List all lines of the data containing the word "name".

+++

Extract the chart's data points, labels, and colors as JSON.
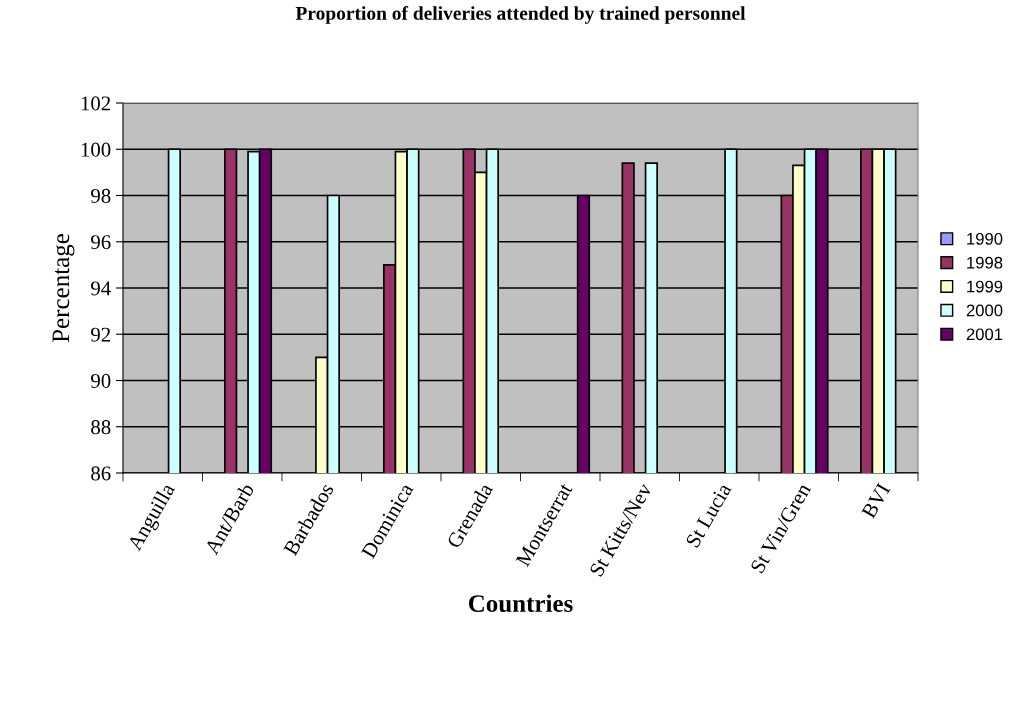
{
  "chart_data": {
    "type": "bar",
    "title": "Proportion of deliveries attended by trained personnel",
    "xlabel": "Countries",
    "ylabel": "Percentage",
    "categories": [
      "Anguilla",
      "Ant/Barb",
      "Barbados",
      "Dominica",
      "Grenada",
      "Montserrat",
      "St Kitts/Nev",
      "St Lucia",
      "St Vin/Gren",
      "BVI"
    ],
    "series": [
      {
        "name": "1990",
        "color": "#9999ff",
        "values": [
          null,
          null,
          null,
          null,
          null,
          null,
          null,
          null,
          null,
          null
        ]
      },
      {
        "name": "1998",
        "color": "#993366",
        "values": [
          null,
          100,
          null,
          95,
          100,
          null,
          99.4,
          null,
          98,
          100
        ]
      },
      {
        "name": "1999",
        "color": "#ffffcc",
        "values": [
          null,
          null,
          91,
          99.9,
          99,
          null,
          null,
          null,
          99.3,
          100
        ]
      },
      {
        "name": "2000",
        "color": "#ccffff",
        "values": [
          100,
          99.9,
          98,
          100,
          100,
          null,
          99.4,
          100,
          100,
          100
        ]
      },
      {
        "name": "2001",
        "color": "#660066",
        "values": [
          null,
          100,
          null,
          null,
          null,
          98,
          null,
          null,
          100,
          null
        ]
      }
    ],
    "ylim": [
      86,
      102
    ],
    "yticks": [
      86,
      88,
      90,
      92,
      94,
      96,
      98,
      100,
      102
    ],
    "grid": "y",
    "legend": "right"
  }
}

+++

> ANSWER FOR THE TASK
        "name": "1990",
        "name": "1998",
        "name": "1999",
        "name": "2000",
        "name": "2001",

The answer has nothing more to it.